Stated problem: Extract the text of every entry below exactly; leave images out.
───── Data extract
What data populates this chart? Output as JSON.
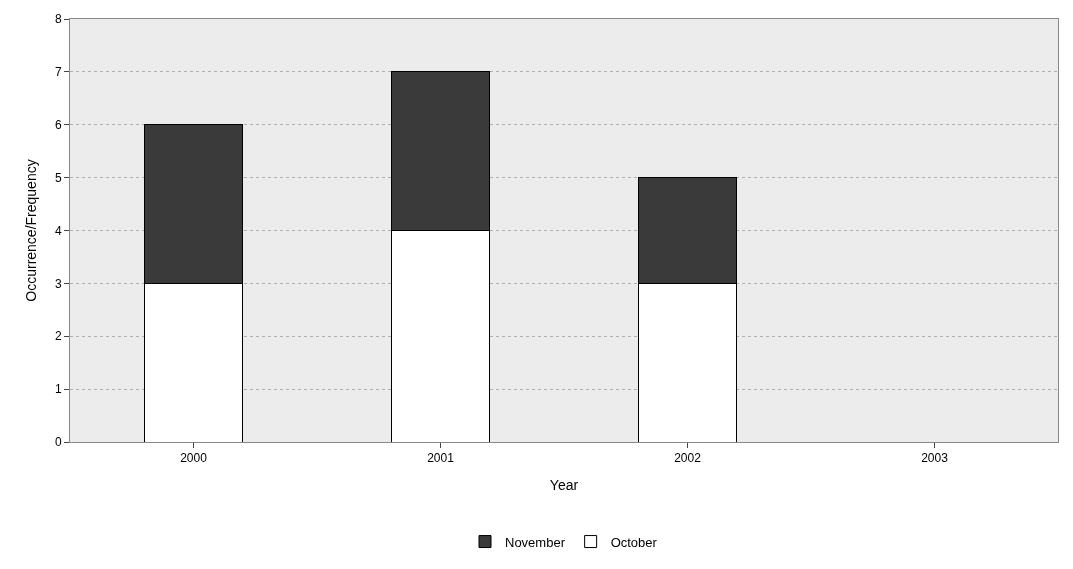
{
  "chart_data": {
    "type": "bar",
    "xlabel": "Year",
    "ylabel": "Occurrence/Frequency",
    "categories": [
      "2000",
      "2001",
      "2002",
      "2003"
    ],
    "series": [
      {
        "name": "October",
        "color": "#ffffff",
        "values": [
          3,
          4,
          3,
          null
        ]
      },
      {
        "name": "November",
        "color": "#3a3a3a",
        "values": [
          3,
          3,
          2,
          null
        ]
      }
    ],
    "stacked": true,
    "ylim": [
      0,
      8
    ],
    "yticks": [
      0,
      1,
      2,
      3,
      4,
      5,
      6,
      7,
      8
    ],
    "grid": "y",
    "legend": "bottom"
  }
}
──────────
Answer for the task:
What data populates this chart? Output as JSON.
{
  "chart_data": {
    "type": "bar",
    "xlabel": "Year",
    "ylabel": "Occurrence/Frequency",
    "categories": [
      "2000",
      "2001",
      "2002",
      "2003"
    ],
    "series": [
      {
        "name": "October",
        "color": "#ffffff",
        "values": [
          3,
          4,
          3,
          null
        ]
      },
      {
        "name": "November",
        "color": "#3a3a3a",
        "values": [
          3,
          3,
          2,
          null
        ]
      }
    ],
    "stacked": true,
    "ylim": [
      0,
      8
    ],
    "yticks": [
      0,
      1,
      2,
      3,
      4,
      5,
      6,
      7,
      8
    ],
    "grid": "y",
    "legend": "bottom"
  }
}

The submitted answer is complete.